# Stored items from a collection
▽
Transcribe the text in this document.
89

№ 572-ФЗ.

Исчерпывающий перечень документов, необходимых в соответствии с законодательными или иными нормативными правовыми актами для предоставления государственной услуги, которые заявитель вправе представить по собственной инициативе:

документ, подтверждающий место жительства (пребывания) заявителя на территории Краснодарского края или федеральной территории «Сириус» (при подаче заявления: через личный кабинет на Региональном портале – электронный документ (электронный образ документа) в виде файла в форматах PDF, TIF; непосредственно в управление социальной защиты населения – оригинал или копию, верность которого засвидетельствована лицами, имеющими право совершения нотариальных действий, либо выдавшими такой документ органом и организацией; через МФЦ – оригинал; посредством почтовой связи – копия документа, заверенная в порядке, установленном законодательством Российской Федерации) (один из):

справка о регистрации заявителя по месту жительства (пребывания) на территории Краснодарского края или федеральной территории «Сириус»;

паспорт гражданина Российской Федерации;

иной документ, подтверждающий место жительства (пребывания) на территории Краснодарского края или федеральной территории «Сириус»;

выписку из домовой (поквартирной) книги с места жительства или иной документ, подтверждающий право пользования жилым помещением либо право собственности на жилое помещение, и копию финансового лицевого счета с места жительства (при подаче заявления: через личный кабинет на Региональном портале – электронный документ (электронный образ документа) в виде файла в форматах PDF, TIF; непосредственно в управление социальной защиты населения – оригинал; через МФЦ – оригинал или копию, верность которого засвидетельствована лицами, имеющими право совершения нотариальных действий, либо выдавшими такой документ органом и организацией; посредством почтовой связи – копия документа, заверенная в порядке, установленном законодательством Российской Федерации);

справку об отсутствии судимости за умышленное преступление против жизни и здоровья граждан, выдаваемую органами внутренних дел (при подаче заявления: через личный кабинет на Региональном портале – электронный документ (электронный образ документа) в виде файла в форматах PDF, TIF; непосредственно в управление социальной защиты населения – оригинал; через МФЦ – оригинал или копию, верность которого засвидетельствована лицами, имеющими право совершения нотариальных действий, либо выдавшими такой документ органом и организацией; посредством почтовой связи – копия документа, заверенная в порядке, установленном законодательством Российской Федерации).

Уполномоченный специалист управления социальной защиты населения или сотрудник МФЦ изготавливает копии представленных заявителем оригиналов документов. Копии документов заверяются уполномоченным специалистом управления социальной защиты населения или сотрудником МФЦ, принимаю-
△
Please set down all the data word for word.

Transcribe the text in this document.
89

№ 572-ФЗ.

Исчерпывающий перечень документов, необходимых в соответствии с законодательными или иными нормативными правовыми актами для предоставления государственной услуги, которые заявитель вправе представить по собственной инициативе:

документ, подтверждающий место жительства (пребывания) заявителя на территории Краснодарского края или федеральной территории «Сириус» (при подаче заявления: через личный кабинет на Региональном портале – электронный документ (электронный образ документа) в виде файла в форматах PDF, TIF; непосредственно в управление социальной защиты населения – оригинал или копию, верность которого засвидетельствована лицами, имеющими право совершения нотариальных действий, либо выдавшими такой документ органом и организацией; через МФЦ – оригинал; посредством почтовой связи – копия документа, заверенная в порядке, установленном законодательством Российской Федерации) (один из):

справка о регистрации заявителя по месту жительства (пребывания) на территории Краснодарского края или федеральной территории «Сириус»;

паспорт гражданина Российской Федерации;

иной документ, подтверждающий место жительства (пребывания) на территории Краснодарского края или федеральной территории «Сириус»;

выписку из домовой (поквартирной) книги с места жительства или иной документ, подтверждающий право пользования жилым помещением либо право собственности на жилое помещение, и копию финансового лицевого счета с места жительства (при подаче заявления: через личный кабинет на Региональном портале – электронный документ (электронный образ документа) в виде файла в форматах PDF, TIF; непосредственно в управление социальной защиты населения – оригинал; через МФЦ – оригинал или копию, верность которого засвидетельствована лицами, имеющими право совершения нотариальных действий, либо выдавшими такой документ органом и организацией; посредством почтовой связи – копия документа, заверенная в порядке, установленном законодательством Российской Федерации);

справку об отсутствии судимости за умышленное преступление против жизни и здоровья граждан, выдаваемую органами внутренних дел (при подаче заявления: через личный кабинет на Региональном портале – электронный документ (электронный образ документа) в виде файла в форматах PDF, TIF; непосредственно в управление социальной защиты населения – оригинал; через МФЦ – оригинал или копию, верность которого засвидетельствована лицами, имеющими право совершения нотариальных действий, либо выдавшими такой документ органом и организацией; посредством почтовой связи – копия документа, заверенная в порядке, установленном законодательством Российской Федерации).

Уполномоченный специалист управления социальной защиты населения или сотрудник МФЦ изготавливает копии представленных заявителем оригиналов документов. Копии документов заверяются уполномоченным специалистом управления социальной защиты населения или сотрудником МФЦ, принимаю-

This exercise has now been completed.